EXERCISE INSTRUCTIONS.
Gather every line that includes the word "subtotal", please.

>>>

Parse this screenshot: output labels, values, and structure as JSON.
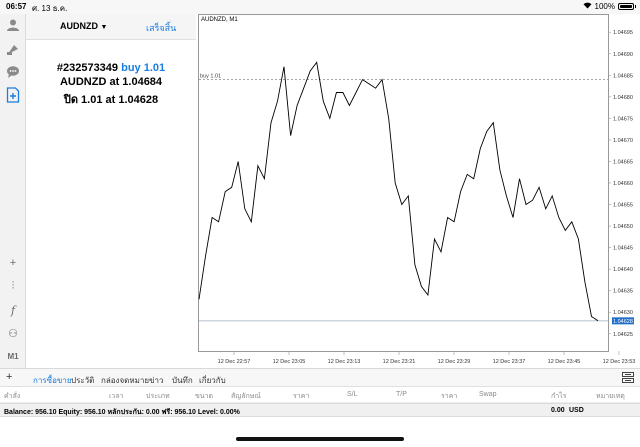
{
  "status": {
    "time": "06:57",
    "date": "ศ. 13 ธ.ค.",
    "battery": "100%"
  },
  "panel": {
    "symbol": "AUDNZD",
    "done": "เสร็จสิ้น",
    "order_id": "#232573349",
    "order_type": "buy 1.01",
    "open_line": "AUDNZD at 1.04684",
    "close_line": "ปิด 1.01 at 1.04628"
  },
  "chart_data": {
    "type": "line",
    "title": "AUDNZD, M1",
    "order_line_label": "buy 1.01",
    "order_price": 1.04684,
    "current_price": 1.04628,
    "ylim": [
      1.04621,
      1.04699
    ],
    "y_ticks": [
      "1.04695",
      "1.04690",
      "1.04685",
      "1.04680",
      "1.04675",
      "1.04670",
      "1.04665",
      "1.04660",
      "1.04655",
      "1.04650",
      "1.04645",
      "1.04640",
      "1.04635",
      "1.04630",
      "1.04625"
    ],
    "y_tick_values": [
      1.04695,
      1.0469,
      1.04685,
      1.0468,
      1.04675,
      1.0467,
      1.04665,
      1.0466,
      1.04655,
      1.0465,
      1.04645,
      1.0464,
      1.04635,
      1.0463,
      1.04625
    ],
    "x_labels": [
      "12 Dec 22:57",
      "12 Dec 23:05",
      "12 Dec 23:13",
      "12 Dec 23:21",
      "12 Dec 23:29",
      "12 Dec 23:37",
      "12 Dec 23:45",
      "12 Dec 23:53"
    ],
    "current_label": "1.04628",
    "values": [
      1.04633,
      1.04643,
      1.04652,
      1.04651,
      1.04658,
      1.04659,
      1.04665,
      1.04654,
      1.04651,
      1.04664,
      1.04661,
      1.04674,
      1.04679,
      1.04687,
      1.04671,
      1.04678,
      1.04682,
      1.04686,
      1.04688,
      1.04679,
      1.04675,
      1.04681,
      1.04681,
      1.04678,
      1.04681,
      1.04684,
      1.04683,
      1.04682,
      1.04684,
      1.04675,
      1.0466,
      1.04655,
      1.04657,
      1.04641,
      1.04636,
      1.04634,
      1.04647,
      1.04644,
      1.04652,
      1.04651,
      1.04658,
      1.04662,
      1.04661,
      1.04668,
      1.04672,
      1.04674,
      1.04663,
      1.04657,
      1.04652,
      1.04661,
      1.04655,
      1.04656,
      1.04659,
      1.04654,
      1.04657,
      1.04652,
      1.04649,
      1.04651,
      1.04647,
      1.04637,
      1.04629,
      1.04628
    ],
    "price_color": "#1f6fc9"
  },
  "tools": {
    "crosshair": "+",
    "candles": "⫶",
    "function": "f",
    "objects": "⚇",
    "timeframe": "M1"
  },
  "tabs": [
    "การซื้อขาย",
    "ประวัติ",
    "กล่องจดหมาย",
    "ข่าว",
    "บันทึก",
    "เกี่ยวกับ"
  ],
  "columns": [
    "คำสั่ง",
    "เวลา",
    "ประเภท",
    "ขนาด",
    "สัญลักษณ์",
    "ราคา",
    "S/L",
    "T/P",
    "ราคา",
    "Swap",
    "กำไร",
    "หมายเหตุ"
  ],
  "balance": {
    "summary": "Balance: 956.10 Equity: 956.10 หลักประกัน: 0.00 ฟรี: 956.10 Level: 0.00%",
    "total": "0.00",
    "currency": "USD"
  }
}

<<<
>>>

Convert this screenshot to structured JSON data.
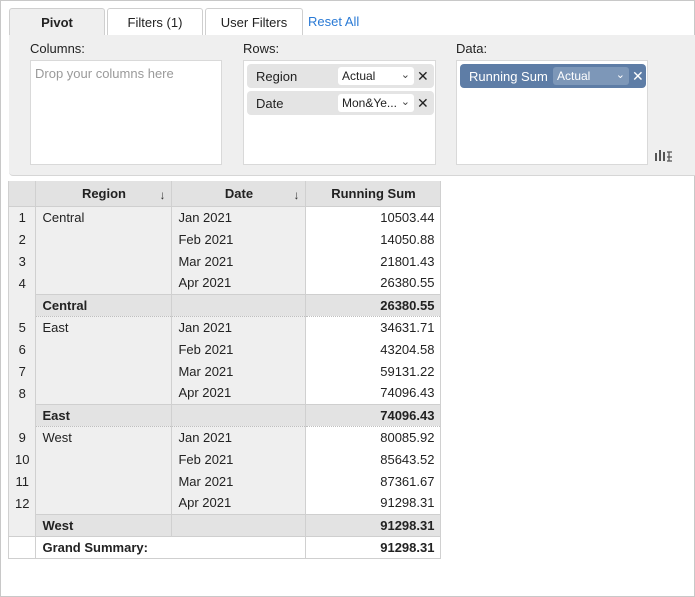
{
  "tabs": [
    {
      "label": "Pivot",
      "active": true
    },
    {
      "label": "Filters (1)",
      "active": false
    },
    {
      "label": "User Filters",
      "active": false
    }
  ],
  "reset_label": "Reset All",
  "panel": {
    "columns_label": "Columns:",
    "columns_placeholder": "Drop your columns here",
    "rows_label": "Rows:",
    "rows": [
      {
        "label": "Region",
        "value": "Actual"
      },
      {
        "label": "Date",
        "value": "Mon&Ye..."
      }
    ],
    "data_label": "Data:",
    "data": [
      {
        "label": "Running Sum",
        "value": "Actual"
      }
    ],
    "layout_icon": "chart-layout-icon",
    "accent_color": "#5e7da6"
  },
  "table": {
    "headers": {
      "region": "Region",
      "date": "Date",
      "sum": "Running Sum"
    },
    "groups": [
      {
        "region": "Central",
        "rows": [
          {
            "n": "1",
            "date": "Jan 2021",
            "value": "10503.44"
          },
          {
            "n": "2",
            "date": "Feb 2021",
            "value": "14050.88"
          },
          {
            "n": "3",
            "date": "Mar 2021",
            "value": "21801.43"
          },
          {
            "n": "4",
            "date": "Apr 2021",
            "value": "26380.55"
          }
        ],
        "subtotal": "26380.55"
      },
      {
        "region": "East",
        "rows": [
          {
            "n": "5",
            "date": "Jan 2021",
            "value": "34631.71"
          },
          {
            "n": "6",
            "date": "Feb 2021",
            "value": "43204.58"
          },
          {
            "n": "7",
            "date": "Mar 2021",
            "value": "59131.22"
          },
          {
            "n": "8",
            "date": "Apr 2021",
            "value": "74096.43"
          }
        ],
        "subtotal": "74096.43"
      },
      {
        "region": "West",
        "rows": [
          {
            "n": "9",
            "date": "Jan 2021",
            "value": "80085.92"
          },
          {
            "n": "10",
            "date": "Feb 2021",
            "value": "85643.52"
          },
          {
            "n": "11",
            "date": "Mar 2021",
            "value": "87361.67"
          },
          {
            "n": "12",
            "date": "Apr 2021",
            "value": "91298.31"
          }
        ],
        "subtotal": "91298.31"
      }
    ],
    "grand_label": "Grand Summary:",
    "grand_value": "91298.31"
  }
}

<<<

RESULT OF THIS EXERCISE.
        "subtotal": "26380.55"
        "subtotal": "74096.43"
        "subtotal": "91298.31"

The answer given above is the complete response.